▶ **DESCRIPTION OF THE TASK**
Repeat every one of the rows below character for character, in the same order, with nothing added or left out.

▶ **EXERCISE MATERIAL**
○ ○ ○ ○ ○

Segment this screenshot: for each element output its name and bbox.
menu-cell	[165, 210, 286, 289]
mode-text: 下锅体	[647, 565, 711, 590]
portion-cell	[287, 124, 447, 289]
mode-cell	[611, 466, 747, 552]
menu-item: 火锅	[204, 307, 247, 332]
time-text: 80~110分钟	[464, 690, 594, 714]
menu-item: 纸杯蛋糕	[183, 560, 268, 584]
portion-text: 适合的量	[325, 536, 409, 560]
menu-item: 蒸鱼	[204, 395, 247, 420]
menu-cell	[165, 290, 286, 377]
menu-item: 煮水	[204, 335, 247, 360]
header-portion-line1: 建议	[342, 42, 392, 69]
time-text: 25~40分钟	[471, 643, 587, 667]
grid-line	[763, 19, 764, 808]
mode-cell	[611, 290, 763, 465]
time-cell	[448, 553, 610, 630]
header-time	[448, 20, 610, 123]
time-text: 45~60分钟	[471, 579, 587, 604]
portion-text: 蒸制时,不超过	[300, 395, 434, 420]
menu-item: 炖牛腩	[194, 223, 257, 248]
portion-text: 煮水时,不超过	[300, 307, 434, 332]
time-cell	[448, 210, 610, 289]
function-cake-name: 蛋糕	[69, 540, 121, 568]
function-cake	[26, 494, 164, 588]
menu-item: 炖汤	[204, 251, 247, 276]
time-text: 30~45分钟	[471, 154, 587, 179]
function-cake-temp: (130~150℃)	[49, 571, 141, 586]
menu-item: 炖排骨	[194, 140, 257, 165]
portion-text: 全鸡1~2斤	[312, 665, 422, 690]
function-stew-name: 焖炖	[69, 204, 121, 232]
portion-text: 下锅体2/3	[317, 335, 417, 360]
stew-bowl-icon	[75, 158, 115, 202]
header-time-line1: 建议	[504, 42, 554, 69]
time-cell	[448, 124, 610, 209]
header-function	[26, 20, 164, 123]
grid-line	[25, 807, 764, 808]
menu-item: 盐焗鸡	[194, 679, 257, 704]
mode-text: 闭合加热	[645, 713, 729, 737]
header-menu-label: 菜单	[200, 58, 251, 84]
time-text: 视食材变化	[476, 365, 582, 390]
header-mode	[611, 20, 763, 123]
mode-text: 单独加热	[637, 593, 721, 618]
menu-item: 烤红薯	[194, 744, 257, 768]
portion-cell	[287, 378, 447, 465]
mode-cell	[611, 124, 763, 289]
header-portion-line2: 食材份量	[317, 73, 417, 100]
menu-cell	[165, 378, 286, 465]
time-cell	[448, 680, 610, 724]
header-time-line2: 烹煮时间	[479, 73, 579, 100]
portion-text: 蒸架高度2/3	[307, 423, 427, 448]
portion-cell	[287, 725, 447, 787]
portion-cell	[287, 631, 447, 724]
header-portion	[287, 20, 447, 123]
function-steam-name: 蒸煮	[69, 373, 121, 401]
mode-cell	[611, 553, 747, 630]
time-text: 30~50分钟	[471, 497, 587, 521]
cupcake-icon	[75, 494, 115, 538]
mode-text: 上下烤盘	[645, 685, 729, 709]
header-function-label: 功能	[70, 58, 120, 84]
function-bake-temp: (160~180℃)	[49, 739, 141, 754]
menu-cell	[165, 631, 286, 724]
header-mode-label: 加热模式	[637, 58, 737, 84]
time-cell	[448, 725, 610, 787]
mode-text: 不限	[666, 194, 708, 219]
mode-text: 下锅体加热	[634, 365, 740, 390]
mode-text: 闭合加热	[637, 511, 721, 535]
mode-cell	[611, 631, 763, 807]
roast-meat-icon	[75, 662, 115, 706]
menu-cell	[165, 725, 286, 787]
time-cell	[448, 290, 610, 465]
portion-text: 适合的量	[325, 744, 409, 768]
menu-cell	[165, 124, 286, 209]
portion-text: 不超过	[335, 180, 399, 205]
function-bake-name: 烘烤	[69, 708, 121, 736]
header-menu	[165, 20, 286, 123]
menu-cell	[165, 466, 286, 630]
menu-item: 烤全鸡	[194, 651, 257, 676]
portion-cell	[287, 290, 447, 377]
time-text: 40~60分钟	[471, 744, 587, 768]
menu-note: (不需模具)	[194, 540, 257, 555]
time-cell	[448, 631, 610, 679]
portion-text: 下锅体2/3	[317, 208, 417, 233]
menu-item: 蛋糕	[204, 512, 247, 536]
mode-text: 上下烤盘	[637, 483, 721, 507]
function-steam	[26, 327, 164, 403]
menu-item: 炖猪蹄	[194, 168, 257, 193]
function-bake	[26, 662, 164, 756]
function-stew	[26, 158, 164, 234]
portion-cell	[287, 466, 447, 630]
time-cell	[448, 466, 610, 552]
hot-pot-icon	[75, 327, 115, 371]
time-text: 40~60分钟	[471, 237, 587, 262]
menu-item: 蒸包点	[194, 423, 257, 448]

○ ○ ○ ○ ○

▶ **OUTPUT OF THE TASK**
Segment this screenshot: for each element output its name and bbox.
menu-cell	[165, 210, 286, 289]
mode-text: 下锅体	[647, 565, 711, 590]
portion-cell	[287, 124, 447, 289]
mode-cell	[611, 466, 747, 552]
menu-item: 火锅	[204, 307, 247, 332]
time-text: 80~110分钟	[464, 690, 594, 714]
menu-item: 纸杯蛋糕	[183, 560, 268, 584]
portion-text: 适合的量	[325, 536, 409, 560]
menu-item: 蒸鱼	[204, 395, 247, 420]
menu-cell	[165, 290, 286, 377]
menu-item: 煮水	[204, 335, 247, 360]
header-portion-line1: 建议	[342, 42, 392, 69]
time-text: 25~40分钟	[471, 643, 587, 667]
grid-line	[763, 19, 764, 808]
mode-cell	[611, 290, 763, 465]
time-cell	[448, 553, 610, 630]
header-time	[448, 20, 610, 123]
time-text: 45~60分钟	[471, 579, 587, 604]
portion-text: 蒸制时,不超过	[300, 395, 434, 420]
menu-item: 炖牛腩	[194, 223, 257, 248]
portion-text: 煮水时,不超过	[300, 307, 434, 332]
time-cell	[448, 210, 610, 289]
function-cake-name: 蛋糕	[69, 540, 121, 568]
function-cake	[26, 494, 164, 588]
menu-item: 炖汤	[204, 251, 247, 276]
time-text: 30~45分钟	[471, 154, 587, 179]
function-cake-temp: (130~150℃)	[49, 571, 141, 586]
menu-item: 炖排骨	[194, 140, 257, 165]
portion-text: 全鸡1~2斤	[312, 665, 422, 690]
function-stew-name: 焖炖	[69, 204, 121, 232]
portion-text: 下锅体2/3	[317, 335, 417, 360]
stew-bowl-icon	[75, 158, 115, 202]
header-time-line1: 建议	[504, 42, 554, 69]
time-cell	[448, 124, 610, 209]
header-function	[26, 20, 164, 123]
grid-line	[25, 807, 764, 808]
menu-item: 盐焗鸡	[194, 679, 257, 704]
mode-text: 闭合加热	[645, 713, 729, 737]
header-menu-label: 菜单	[200, 58, 251, 84]
time-text: 视食材变化	[476, 365, 582, 390]
header-mode	[611, 20, 763, 123]
mode-text: 单独加热	[637, 593, 721, 618]
menu-item: 烤红薯	[194, 744, 257, 768]
portion-cell	[287, 378, 447, 465]
mode-cell	[611, 124, 763, 289]
header-portion-line2: 食材份量	[317, 73, 417, 100]
menu-cell	[165, 378, 286, 465]
time-cell	[448, 680, 610, 724]
header-time-line2: 烹煮时间	[479, 73, 579, 100]
portion-text: 蒸架高度2/3	[307, 423, 427, 448]
portion-cell	[287, 725, 447, 787]
portion-cell	[287, 631, 447, 724]
header-portion	[287, 20, 447, 123]
function-steam-name: 蒸煮	[69, 373, 121, 401]
mode-cell	[611, 553, 747, 630]
time-text: 30~50分钟	[471, 497, 587, 521]
cupcake-icon	[75, 494, 115, 538]
mode-text: 上下烤盘	[645, 685, 729, 709]
header-function-label: 功能	[70, 58, 120, 84]
function-bake-temp: (160~180℃)	[49, 739, 141, 754]
menu-cell	[165, 631, 286, 724]
header-mode-label: 加热模式	[637, 58, 737, 84]
time-cell	[448, 725, 610, 787]
mode-text: 不限	[666, 194, 708, 219]
mode-text: 下锅体加热	[634, 365, 740, 390]
mode-text: 闭合加热	[637, 511, 721, 535]
mode-cell	[611, 631, 763, 807]
roast-meat-icon	[75, 662, 115, 706]
menu-cell	[165, 725, 286, 787]
time-cell	[448, 290, 610, 465]
portion-text: 适合的量	[325, 744, 409, 768]
menu-cell	[165, 124, 286, 209]
portion-text: 不超过	[335, 180, 399, 205]
function-bake-name: 烘烤	[69, 708, 121, 736]
header-menu	[165, 20, 286, 123]
menu-cell	[165, 466, 286, 630]
menu-item: 烤全鸡	[194, 651, 257, 676]
portion-cell	[287, 290, 447, 377]
time-text: 40~60分钟	[471, 744, 587, 768]
menu-note: (不需模具)	[194, 540, 257, 555]
time-cell	[448, 631, 610, 679]
portion-text: 下锅体2/3	[317, 208, 417, 233]
menu-item: 蛋糕	[204, 512, 247, 536]
mode-text: 上下烤盘	[637, 483, 721, 507]
function-steam	[26, 327, 164, 403]
menu-item: 炖猪蹄	[194, 168, 257, 193]
function-bake	[26, 662, 164, 756]
function-stew	[26, 158, 164, 234]
portion-cell	[287, 466, 447, 630]
time-cell	[448, 466, 610, 552]
hot-pot-icon	[75, 327, 115, 371]
time-text: 40~60分钟	[471, 237, 587, 262]
menu-item: 蒸包点	[194, 423, 257, 448]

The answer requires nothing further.